- _Problem description_: Your task is to transcribe all of the records exactly and leave out the pictures.
## begin Given data
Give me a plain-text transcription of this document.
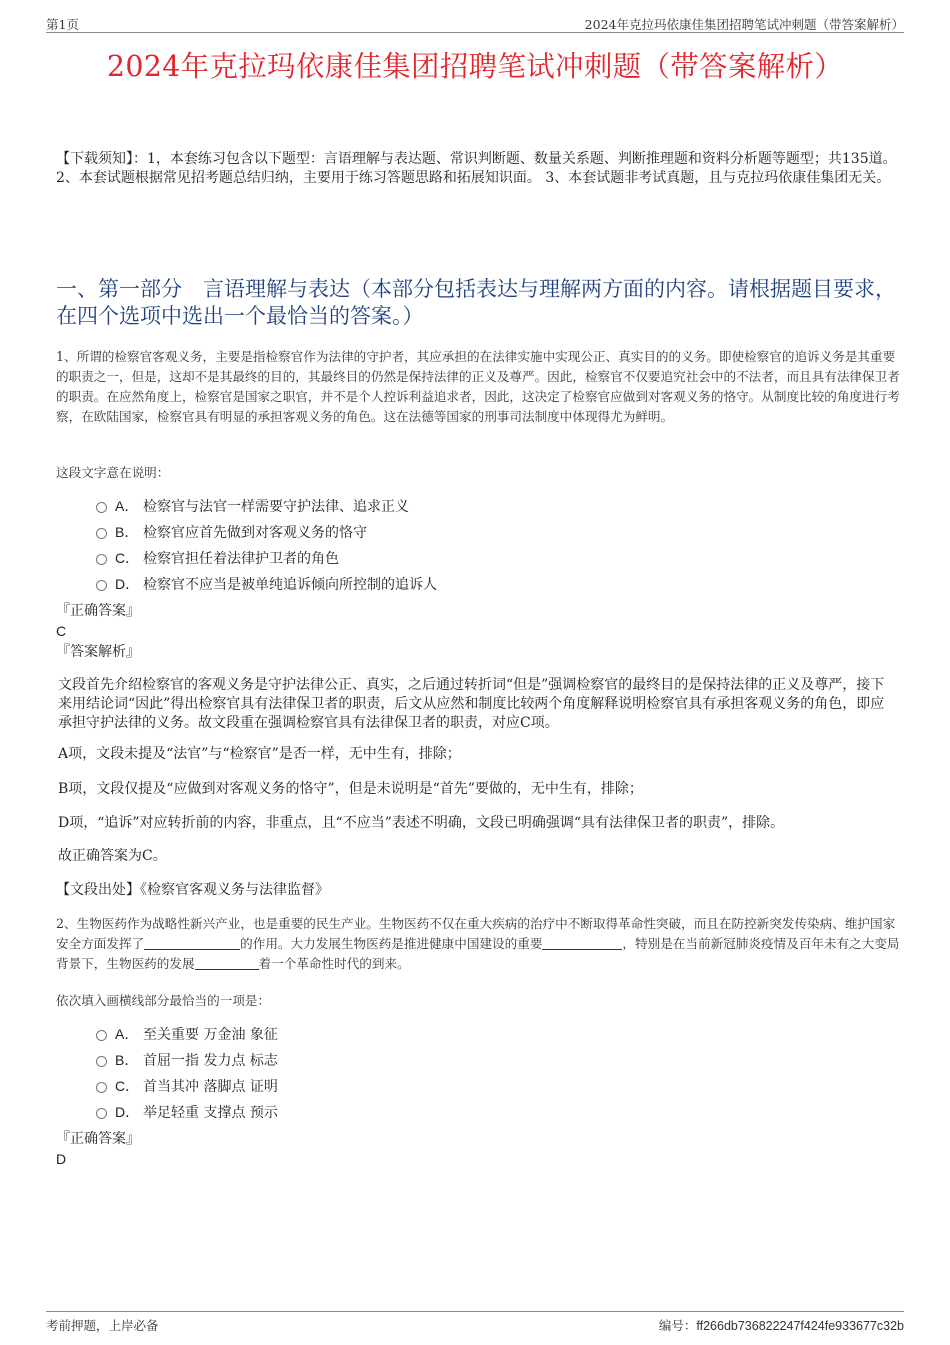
第1页	2024年克拉玛依康佳集团招聘笔试冲刺题（带答案解析）
2024年克拉玛依康佳集团招聘笔试冲刺题（带答案解析）
【下载须知】：1，本套练习包含以下题型：言语理解与表达题、常识判断题、数量关系题、判断推理题和资料分析题等题型；共135道。 2、本套试题根据常见招考题总结归纳，主要用于练习答题思路和拓展知识面。 3、本套试题非考试真题，且与克拉玛依康佳集团无关。
一、第一部分　言语理解与表达（本部分包括表达与理解两方面的内容。请根据题目要求，在四个选项中选出一个最恰当的答案。）
1、所谓的检察官客观义务，主要是指检察官作为法律的守护者，其应承担的在法律实施中实现公正、真实目的的义务。即使检察官的追诉义务是其重要的职责之一，但是，这却不是其最终的目的，其最终目的仍然是保持法律的正义及尊严。因此，检察官不仅要追究社会中的不法者，而且具有法律保卫者的职责。在应然角度上，检察官是国家之职官，并不是个人控诉利益追求者，因此，这决定了检察官应做到对客观义务的恪守。从制度比较的角度进行考察，在欧陆国家，检察官具有明显的承担客观义务的角色。这在法德等国家的刑事司法制度中体现得尤为鲜明。
这段文字意在说明：
A． 检察官与法官一样需要守护法律、追求正义
B． 检察官应首先做到对客观义务的恪守
C． 检察官担任着法律护卫者的角色
D． 检察官不应当是被单纯追诉倾向所控制的追诉人
『正确答案』
C
『答案解析』
文段首先介绍检察官的客观义务是守护法律公正、真实，之后通过转折词“但是”强调检察官的最终目的是保持法律的正义及尊严，接下来用结论词“因此”得出检察官具有法律保卫者的职责，后文从应然和制度比较两个角度解释说明检察官具有承担客观义务的角色，即应承担守护法律的义务。故文段重在强调检察官具有法律保卫者的职责，对应C项。
A项，文段未提及“法官”与“检察官”是否一样，无中生有，排除；
B项，文段仅提及“应做到对客观义务的恪守”，但是未说明是“首先”要做的，无中生有，排除；
D项，“追诉”对应转折前的内容，非重点，且“不应当”表述不明确，文段已明确强调“具有法律保卫者的职责”，排除。
故正确答案为C。
【文段出处】《检察官客观义务与法律监督》
2、生物医药作为战略性新兴产业，也是重要的民生产业。生物医药不仅在重大疾病的治疗中不断取得革命性突破，而且在防控新突发传染病、维护国家安全方面发挥了	的作用。大力发展生物医药是推进健康中国建设的重要	，特别是在当前新冠肺炎疫情及百年未有之大变局背景下，生物医药的发展	着一个革命性时代的到来。
依次填入画横线部分最恰当的一项是：
A． 至关重要 万金油 象征
B． 首屈一指 发力点 标志
C． 首当其冲 落脚点 证明
D． 举足轻重 支撑点 预示
『正确答案』
D
考前押题，上岸必备	编号：ff266db736822247f424fe933677c32b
## end Given data
- _Output for this task_:
Give me a plain-text transcription of this document.
第1页	2024年克拉玛依康佳集团招聘笔试冲刺题（带答案解析）
2024年克拉玛依康佳集团招聘笔试冲刺题（带答案解析）
【下载须知】：1，本套练习包含以下题型：言语理解与表达题、常识判断题、数量关系题、判断推理题和资料分析题等题型；共135道。 2、本套试题根据常见招考题总结归纳，主要用于练习答题思路和拓展知识面。 3、本套试题非考试真题，且与克拉玛依康佳集团无关。
一、第一部分　言语理解与表达（本部分包括表达与理解两方面的内容。请根据题目要求，在四个选项中选出一个最恰当的答案。）
1、所谓的检察官客观义务，主要是指检察官作为法律的守护者，其应承担的在法律实施中实现公正、真实目的的义务。即使检察官的追诉义务是其重要的职责之一，但是，这却不是其最终的目的，其最终目的仍然是保持法律的正义及尊严。因此，检察官不仅要追究社会中的不法者，而且具有法律保卫者的职责。在应然角度上，检察官是国家之职官，并不是个人控诉利益追求者，因此，这决定了检察官应做到对客观义务的恪守。从制度比较的角度进行考察，在欧陆国家，检察官具有明显的承担客观义务的角色。这在法德等国家的刑事司法制度中体现得尤为鲜明。
这段文字意在说明：
A． 检察官与法官一样需要守护法律、追求正义
B． 检察官应首先做到对客观义务的恪守
C． 检察官担任着法律护卫者的角色
D． 检察官不应当是被单纯追诉倾向所控制的追诉人
『正确答案』
C
『答案解析』
文段首先介绍检察官的客观义务是守护法律公正、真实，之后通过转折词“但是”强调检察官的最终目的是保持法律的正义及尊严，接下来用结论词“因此”得出检察官具有法律保卫者的职责，后文从应然和制度比较两个角度解释说明检察官具有承担客观义务的角色，即应承担守护法律的义务。故文段重在强调检察官具有法律保卫者的职责，对应C项。
A项，文段未提及“法官”与“检察官”是否一样，无中生有，排除；
B项，文段仅提及“应做到对客观义务的恪守”，但是未说明是“首先”要做的，无中生有，排除；
D项，“追诉”对应转折前的内容，非重点，且“不应当”表述不明确，文段已明确强调“具有法律保卫者的职责”，排除。
故正确答案为C。
【文段出处】《检察官客观义务与法律监督》
2、生物医药作为战略性新兴产业，也是重要的民生产业。生物医药不仅在重大疾病的治疗中不断取得革命性突破，而且在防控新突发传染病、维护国家安全方面发挥了	的作用。大力发展生物医药是推进健康中国建设的重要	，特别是在当前新冠肺炎疫情及百年未有之大变局背景下，生物医药的发展	着一个革命性时代的到来。
依次填入画横线部分最恰当的一项是：
A． 至关重要 万金油 象征
B． 首屈一指 发力点 标志
C． 首当其冲 落脚点 证明
D． 举足轻重 支撑点 预示
『正确答案』
D
考前押题，上岸必备	编号：ff266db736822247f424fe933677c32b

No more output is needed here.